What you should do :: How many lines in the records below hold the string "Detachments"? Answer with the number alone.

Data provided ::
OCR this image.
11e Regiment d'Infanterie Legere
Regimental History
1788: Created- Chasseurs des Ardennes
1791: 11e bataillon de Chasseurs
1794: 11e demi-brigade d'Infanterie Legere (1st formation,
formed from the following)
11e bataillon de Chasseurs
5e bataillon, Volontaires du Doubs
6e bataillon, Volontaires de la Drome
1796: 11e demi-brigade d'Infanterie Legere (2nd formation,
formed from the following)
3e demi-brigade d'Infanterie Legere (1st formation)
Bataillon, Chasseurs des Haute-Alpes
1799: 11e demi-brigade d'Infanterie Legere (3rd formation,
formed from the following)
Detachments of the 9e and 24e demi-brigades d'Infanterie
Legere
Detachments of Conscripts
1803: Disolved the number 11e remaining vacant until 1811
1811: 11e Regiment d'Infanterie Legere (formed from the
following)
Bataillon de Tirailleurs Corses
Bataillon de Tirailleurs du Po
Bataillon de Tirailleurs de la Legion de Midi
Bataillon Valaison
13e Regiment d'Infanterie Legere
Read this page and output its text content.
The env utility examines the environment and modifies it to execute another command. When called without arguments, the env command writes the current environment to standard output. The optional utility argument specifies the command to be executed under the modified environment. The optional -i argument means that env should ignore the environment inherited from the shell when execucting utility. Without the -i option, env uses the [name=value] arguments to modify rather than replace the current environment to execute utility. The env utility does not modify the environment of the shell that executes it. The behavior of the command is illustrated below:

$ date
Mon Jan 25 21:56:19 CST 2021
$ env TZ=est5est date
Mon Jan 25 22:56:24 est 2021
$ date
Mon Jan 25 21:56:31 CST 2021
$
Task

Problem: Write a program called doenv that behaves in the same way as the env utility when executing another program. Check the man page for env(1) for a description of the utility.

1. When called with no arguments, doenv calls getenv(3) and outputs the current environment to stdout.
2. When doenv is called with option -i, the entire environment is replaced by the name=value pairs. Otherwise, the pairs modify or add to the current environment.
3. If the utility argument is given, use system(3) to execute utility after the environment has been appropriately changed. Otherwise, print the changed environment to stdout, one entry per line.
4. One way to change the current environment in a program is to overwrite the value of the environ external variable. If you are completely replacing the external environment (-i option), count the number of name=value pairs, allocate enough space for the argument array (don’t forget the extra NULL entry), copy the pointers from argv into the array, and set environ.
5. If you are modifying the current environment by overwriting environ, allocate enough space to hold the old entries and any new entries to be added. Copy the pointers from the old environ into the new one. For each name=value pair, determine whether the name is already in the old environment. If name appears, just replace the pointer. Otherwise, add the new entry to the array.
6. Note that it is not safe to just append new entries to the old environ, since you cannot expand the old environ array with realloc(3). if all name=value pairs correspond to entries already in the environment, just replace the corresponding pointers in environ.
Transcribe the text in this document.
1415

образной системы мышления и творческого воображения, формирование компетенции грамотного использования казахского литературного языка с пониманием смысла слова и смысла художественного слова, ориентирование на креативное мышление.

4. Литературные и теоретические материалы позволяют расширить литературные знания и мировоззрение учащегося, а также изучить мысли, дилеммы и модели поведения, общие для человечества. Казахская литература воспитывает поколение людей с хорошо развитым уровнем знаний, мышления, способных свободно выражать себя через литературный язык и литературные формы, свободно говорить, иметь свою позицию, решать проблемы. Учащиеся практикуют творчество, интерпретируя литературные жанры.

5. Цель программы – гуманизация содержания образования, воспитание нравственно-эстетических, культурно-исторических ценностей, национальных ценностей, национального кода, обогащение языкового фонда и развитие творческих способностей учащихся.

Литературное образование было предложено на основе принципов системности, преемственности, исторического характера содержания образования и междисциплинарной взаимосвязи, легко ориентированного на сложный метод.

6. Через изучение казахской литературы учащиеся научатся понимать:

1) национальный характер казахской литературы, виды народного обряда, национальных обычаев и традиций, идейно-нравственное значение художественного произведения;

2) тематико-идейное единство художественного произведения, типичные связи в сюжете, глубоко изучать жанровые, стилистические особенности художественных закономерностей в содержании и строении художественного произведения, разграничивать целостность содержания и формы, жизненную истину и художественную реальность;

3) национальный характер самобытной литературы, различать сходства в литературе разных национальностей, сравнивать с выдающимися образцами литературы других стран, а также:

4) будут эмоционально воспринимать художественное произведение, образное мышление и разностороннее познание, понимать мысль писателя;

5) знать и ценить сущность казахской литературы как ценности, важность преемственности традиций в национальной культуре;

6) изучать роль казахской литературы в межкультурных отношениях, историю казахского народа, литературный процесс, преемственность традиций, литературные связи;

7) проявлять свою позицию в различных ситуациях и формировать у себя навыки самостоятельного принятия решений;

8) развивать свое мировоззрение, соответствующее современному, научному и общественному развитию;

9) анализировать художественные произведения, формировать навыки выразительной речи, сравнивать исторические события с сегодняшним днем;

Expected answer :: 2